## TASK TO CARRY OUT:
From the Ivy Bridge E review conclusion below, reproduce word for word the passage that opens with the words containing "I remember writing" and closes with "made more sense.".

## TEXT EXTRACT:
---*---
Final Words

I remember writing a tepid conclusion to my Sandy Bridge E review almost two years ago. At the time, both the LGA-2011 and LGA-1155 platforms were on the same architecture - Sandy Bridge. My conclusion ultimately boiled down to how much having 6 cores mattered to you. As LGA-2011 was the only way to get more than 4 cores in an Intel desktop system, if you needed the cores it was clearly the better option. For everyone else, the more affordable LGA-1155 route made more sense.

Today, the arrival of Ivy Bridge E does little to change that conclusion. In fact, compared to Sandy Bridge E, the IVB version only adds about 5% better performance, while shaving off around 20W under load. To further complicate matters, while SNB-E launched before Ivy Bridge, Ivy Bridge E shows up months after Haswell's debut for the rest of the desktop space. If you want Ivy Bridge E, you need to be comfortable with the fact that you're buying into an older architecture.


SNB-E (left) vs. IVB-E (right)

Although Haswell didn't break any records when it showed up on the desktop, there are definitely situations where it is clearly faster than even the fastest IVB-E SKU. Anything that doesn't make use of all six cores on a 4960X will likely be faster on a cheaper Haswell based 4770K. My guess is that this covers not only the overwhelming majority of the desktop market, but actually a good portion of the enthusiast desktop community as well.
---*---
## SOURCE MATERIAL:
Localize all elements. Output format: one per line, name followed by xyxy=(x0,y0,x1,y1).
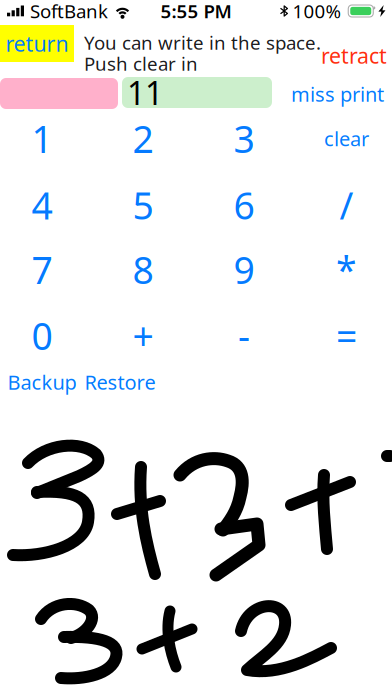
---*---
## OUTPUT OF THE EXERCISE:
I remember writing a tepid conclusion to my Sandy Bridge E review almost two years ago. At the time, both the LGA-2011 and LGA-1155 platforms were on the same architecture - Sandy Bridge. My conclusion ultimately boiled down to how much having 6 cores mattered to you. As LGA-2011 was the only way to get more than 4 cores in an Intel desktop system, if you needed the cores it was clearly the better option. For everyone else, the more affordable LGA-1155 route made more sense.